**** INPUT RECORDS ****
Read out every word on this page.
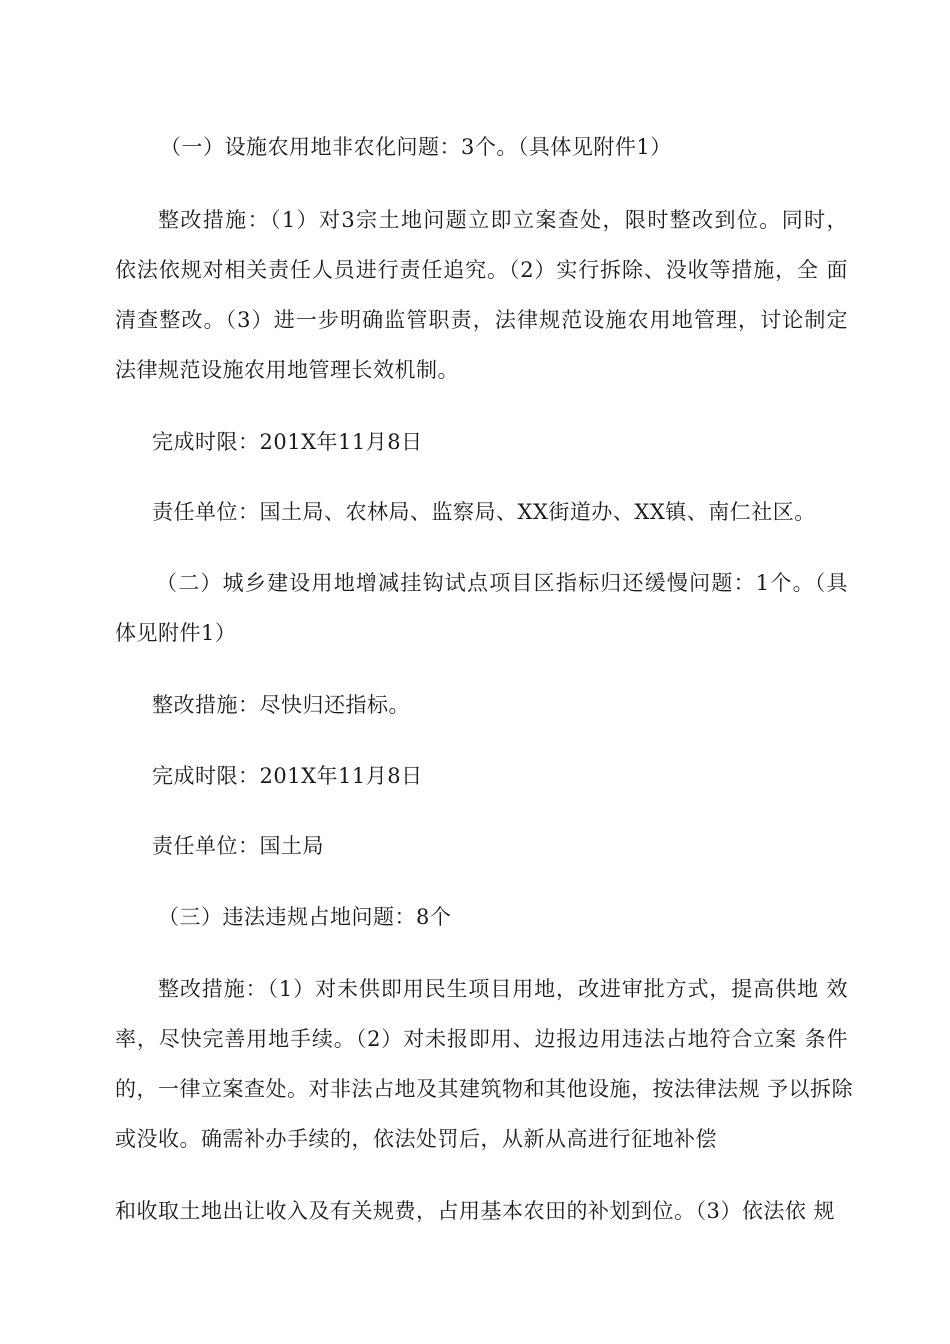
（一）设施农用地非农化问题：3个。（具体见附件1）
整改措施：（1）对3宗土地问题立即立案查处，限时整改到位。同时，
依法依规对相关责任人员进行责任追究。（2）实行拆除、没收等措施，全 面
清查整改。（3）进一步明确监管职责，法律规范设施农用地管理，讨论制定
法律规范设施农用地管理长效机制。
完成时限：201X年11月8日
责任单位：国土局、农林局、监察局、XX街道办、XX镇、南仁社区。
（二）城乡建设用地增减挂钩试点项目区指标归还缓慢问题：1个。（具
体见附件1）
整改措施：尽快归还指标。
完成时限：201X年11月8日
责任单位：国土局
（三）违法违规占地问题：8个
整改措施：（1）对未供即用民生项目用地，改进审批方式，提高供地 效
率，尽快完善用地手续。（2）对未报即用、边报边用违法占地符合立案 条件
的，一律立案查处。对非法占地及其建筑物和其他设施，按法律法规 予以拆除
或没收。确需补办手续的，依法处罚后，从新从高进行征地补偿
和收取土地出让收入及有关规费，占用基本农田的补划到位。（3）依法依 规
****
▶ **BRIEF**
Quote the entries in full. Any image among them is to be omitted from the copy.

▶ **EXERCISE OUTPUT**
Read out every word on this page.
（一）设施农用地非农化问题：3个。（具体见附件1）
整改措施：（1）对3宗土地问题立即立案查处，限时整改到位。同时，
依法依规对相关责任人员进行责任追究。（2）实行拆除、没收等措施，全 面
清查整改。（3）进一步明确监管职责，法律规范设施农用地管理，讨论制定
法律规范设施农用地管理长效机制。
完成时限：201X年11月8日
责任单位：国土局、农林局、监察局、XX街道办、XX镇、南仁社区。
（二）城乡建设用地增减挂钩试点项目区指标归还缓慢问题：1个。（具
体见附件1）
整改措施：尽快归还指标。
完成时限：201X年11月8日
责任单位：国土局
（三）违法违规占地问题：8个
整改措施：（1）对未供即用民生项目用地，改进审批方式，提高供地 效
率，尽快完善用地手续。（2）对未报即用、边报边用违法占地符合立案 条件
的，一律立案查处。对非法占地及其建筑物和其他设施，按法律法规 予以拆除
或没收。确需补办手续的，依法处罚后，从新从高进行征地补偿
和收取土地出让收入及有关规费，占用基本农田的补划到位。（3）依法依 规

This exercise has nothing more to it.